**** Given information ****

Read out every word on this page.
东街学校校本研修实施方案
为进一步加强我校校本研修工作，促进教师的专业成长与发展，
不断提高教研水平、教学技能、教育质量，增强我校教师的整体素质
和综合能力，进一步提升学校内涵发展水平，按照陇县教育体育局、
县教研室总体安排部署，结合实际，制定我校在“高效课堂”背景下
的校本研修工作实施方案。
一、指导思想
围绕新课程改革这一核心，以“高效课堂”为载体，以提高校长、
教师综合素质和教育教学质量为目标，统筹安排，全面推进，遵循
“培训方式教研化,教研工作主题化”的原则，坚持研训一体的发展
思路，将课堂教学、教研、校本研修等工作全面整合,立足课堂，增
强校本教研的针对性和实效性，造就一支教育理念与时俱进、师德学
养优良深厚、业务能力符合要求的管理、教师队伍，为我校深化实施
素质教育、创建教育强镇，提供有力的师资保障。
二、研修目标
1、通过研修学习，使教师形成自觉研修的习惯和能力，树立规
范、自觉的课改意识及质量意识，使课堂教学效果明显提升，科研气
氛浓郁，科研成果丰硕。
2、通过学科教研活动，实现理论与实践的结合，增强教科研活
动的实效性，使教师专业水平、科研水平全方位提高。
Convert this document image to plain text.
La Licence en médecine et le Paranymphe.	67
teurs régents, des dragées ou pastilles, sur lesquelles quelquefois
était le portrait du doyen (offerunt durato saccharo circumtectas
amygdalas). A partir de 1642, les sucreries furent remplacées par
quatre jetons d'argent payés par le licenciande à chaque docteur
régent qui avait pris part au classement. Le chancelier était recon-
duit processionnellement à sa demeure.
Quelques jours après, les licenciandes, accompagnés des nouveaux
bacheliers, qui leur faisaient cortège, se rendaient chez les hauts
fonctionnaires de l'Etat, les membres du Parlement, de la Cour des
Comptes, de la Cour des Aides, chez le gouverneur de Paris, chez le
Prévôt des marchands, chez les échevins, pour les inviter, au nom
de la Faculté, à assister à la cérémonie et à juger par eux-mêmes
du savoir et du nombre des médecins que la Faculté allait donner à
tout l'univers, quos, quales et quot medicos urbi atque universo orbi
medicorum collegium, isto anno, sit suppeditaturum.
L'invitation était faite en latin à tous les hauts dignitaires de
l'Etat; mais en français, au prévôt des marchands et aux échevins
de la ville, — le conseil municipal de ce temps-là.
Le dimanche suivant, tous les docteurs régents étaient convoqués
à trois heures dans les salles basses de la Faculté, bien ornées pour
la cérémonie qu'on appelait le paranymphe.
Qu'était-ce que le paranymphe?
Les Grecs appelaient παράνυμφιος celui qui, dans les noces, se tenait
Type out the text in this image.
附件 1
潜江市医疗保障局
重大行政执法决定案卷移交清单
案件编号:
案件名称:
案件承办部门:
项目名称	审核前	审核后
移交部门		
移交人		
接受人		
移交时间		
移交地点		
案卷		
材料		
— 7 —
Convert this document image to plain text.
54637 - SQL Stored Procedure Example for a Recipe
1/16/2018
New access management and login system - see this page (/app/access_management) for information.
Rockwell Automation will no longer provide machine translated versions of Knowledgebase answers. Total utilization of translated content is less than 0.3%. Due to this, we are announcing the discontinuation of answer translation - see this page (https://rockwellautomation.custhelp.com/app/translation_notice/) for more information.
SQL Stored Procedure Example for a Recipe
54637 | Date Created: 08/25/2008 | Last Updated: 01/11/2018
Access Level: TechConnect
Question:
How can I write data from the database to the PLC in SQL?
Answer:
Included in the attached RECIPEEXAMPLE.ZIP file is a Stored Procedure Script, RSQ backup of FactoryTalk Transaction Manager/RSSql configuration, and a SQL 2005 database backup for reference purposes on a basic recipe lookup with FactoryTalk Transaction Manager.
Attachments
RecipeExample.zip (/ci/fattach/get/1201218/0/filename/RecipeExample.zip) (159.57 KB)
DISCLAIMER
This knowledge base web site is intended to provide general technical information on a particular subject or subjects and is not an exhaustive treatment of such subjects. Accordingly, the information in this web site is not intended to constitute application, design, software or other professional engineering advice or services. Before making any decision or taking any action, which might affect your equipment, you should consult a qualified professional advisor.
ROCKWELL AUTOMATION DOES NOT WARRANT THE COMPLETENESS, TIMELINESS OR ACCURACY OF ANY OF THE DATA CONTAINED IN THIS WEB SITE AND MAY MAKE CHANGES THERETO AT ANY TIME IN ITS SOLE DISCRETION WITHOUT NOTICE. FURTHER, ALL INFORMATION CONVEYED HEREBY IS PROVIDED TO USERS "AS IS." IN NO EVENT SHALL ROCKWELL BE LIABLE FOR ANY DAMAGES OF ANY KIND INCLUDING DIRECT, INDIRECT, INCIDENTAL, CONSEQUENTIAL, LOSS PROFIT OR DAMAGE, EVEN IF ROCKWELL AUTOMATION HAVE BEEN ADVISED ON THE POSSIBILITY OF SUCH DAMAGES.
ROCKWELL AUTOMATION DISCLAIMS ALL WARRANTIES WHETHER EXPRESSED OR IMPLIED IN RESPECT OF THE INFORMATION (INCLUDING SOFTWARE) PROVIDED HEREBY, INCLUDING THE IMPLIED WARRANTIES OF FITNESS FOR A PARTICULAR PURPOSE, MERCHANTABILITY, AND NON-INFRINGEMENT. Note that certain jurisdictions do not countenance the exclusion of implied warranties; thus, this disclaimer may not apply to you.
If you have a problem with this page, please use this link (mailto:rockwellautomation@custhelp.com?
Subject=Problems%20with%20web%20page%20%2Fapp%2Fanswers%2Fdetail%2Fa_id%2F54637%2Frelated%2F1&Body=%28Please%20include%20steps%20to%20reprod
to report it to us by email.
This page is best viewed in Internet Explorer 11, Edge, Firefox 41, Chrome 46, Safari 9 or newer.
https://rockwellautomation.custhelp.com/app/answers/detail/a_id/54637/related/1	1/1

****

◆ Challenge ◆
Go through the preceding material and copy each line that has the word "dans".

◆ Expected answer ◆
à trois heures dans les salles basses de la Faculté, bien ornées pour
Les Grecs appelaient παράνυμφιος celui qui, dans les noces, se tenait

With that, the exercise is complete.